'''
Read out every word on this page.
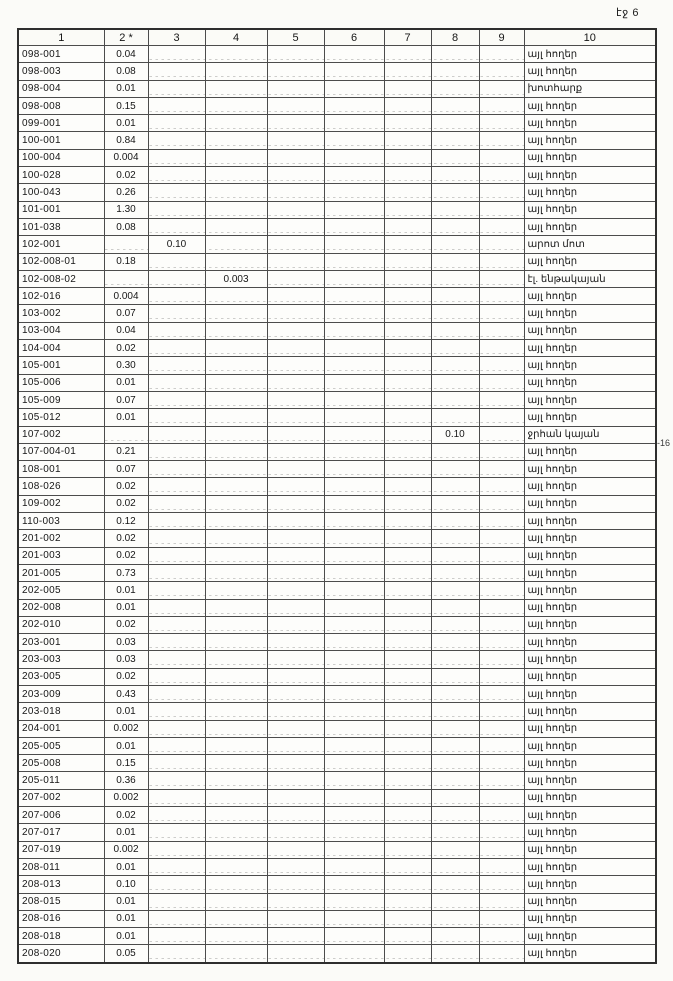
էջ 6
1	2 *	3	4	5	6	7	8	9	10
098-001	0.04								այլ հողեր
098-003	0.08								այլ հողեր
098-004	0.01								խոտհարք
098-008	0.15								այլ հողեր
099-001	0.01								այլ հողեր
100-001	0.84								այլ հողեր
100-004	0.004								այլ հողեր
100-028	0.02								այլ հողեր
100-043	0.26								այլ հողեր
101-001	1.30								այլ հողեր
101-038	0.08								այլ հողեր
102-001		0.10							արոտ մոտ
102-008-01	0.18								այլ հողեր
102-008-02			0.003						էլ. ենթակայան
102-016	0.004								այլ հողեր
103-002	0.07								այլ հողեր
103-004	0.04								այլ հողեր
104-004	0.02								այլ հողեր
105-001	0.30								այլ հողեր
105-006	0.01								այլ հողեր
105-009	0.07								այլ հողեր
105-012	0.01								այլ հողեր
107-002							0.10		ջրհան կայան
107-004-01	0.21								այլ հողեր
108-001	0.07								այլ հողեր
108-026	0.02								այլ հողեր
109-002	0.02								այլ հողեր
110-003	0.12								այլ հողեր
201-002	0.02								այլ հողեր
201-003	0.02								այլ հողեր
201-005	0.73								այլ հողեր
202-005	0.01								այլ հողեր
202-008	0.01								այլ հողեր
202-010	0.02								այլ հողեր
203-001	0.03								այլ հողեր
203-003	0.03								այլ հողեր
203-005	0.02								այլ հողեր
203-009	0.43								այլ հողեր
203-018	0.01								այլ հողեր
204-001	0.002								այլ հողեր
205-005	0.01								այլ հողեր
205-008	0.15								այլ հողեր
205-011	0.36								այլ հողեր
207-002	0.002								այլ հողեր
207-006	0.02								այլ հողեր
207-017	0.01								այլ հողեր
207-019	0.002								այլ հողեր
208-011	0.01								այլ հողեր
208-013	0.10								այլ հողեր
208-015	0.01								այլ հողեր
208-016	0.01								այլ հողեր
208-018	0.01								այլ հողեր
208-020	0.05								այլ հողեր
-16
'''
Repeat the material above word for word and skip every image in it.

— OUTPUT BELOW —
Read out every word on this page.
էջ 6
1	2 *	3	4	5	6	7	8	9	10
098-001	0.04								այլ հողեր
098-003	0.08								այլ հողեր
098-004	0.01								խոտհարք
098-008	0.15								այլ հողեր
099-001	0.01								այլ հողեր
100-001	0.84								այլ հողեր
100-004	0.004								այլ հողեր
100-028	0.02								այլ հողեր
100-043	0.26								այլ հողեր
101-001	1.30								այլ հողեր
101-038	0.08								այլ հողեր
102-001		0.10							արոտ մոտ
102-008-01	0.18								այլ հողեր
102-008-02			0.003						էլ. ենթակայան
102-016	0.004								այլ հողեր
103-002	0.07								այլ հողեր
103-004	0.04								այլ հողեր
104-004	0.02								այլ հողեր
105-001	0.30								այլ հողեր
105-006	0.01								այլ հողեր
105-009	0.07								այլ հողեր
105-012	0.01								այլ հողեր
107-002							0.10		ջրհան կայան
107-004-01	0.21								այլ հողեր
108-001	0.07								այլ հողեր
108-026	0.02								այլ հողեր
109-002	0.02								այլ հողեր
110-003	0.12								այլ հողեր
201-002	0.02								այլ հողեր
201-003	0.02								այլ հողեր
201-005	0.73								այլ հողեր
202-005	0.01								այլ հողեր
202-008	0.01								այլ հողեր
202-010	0.02								այլ հողեր
203-001	0.03								այլ հողեր
203-003	0.03								այլ հողեր
203-005	0.02								այլ հողեր
203-009	0.43								այլ հողեր
203-018	0.01								այլ հողեր
204-001	0.002								այլ հողեր
205-005	0.01								այլ հողեր
205-008	0.15								այլ հողեր
205-011	0.36								այլ հողեր
207-002	0.002								այլ հողեր
207-006	0.02								այլ հողեր
207-017	0.01								այլ հողեր
207-019	0.002								այլ հողեր
208-011	0.01								այլ հողեր
208-013	0.10								այլ հողեր
208-015	0.01								այլ հողեր
208-016	0.01								այլ հողեր
208-018	0.01								այլ հողեր
208-020	0.05								այլ հողեր
-16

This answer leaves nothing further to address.